+++ Recorded information

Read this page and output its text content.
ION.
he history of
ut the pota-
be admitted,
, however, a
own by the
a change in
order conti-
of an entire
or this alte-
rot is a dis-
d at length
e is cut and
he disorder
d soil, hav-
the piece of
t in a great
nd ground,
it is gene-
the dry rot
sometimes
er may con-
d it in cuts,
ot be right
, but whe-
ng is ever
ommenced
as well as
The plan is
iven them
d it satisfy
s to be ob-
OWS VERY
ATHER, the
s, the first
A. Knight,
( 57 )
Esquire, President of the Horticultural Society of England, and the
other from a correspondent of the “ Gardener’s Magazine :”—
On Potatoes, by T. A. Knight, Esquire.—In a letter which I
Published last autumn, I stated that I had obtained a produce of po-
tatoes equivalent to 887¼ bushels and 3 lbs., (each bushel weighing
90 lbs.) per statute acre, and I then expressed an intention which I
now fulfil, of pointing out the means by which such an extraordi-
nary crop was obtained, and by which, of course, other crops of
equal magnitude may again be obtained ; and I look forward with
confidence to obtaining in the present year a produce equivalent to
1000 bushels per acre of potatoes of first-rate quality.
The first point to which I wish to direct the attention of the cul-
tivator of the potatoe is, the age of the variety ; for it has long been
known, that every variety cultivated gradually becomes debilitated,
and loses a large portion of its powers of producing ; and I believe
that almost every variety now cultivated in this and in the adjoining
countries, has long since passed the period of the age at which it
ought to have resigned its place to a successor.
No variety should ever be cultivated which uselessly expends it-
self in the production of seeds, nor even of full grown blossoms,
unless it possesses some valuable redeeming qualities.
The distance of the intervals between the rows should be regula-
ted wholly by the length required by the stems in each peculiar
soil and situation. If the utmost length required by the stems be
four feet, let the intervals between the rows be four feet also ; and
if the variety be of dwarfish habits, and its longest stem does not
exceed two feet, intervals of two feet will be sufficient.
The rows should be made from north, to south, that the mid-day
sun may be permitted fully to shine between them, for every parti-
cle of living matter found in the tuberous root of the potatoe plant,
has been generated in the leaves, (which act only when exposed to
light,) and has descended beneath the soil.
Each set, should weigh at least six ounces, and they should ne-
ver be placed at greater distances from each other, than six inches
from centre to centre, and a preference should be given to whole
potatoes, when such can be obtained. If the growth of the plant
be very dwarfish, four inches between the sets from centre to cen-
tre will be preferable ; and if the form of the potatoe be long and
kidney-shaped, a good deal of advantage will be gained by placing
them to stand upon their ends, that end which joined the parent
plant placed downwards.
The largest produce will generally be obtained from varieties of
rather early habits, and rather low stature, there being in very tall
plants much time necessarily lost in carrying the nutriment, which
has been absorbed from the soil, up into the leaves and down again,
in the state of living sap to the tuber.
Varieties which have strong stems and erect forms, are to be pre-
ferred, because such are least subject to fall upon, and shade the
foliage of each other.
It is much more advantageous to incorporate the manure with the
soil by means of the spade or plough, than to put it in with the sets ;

++++++

**Task details**
Tally how many lines of the data include the word "such". Write the number and nothing else.

**Expected answer**
3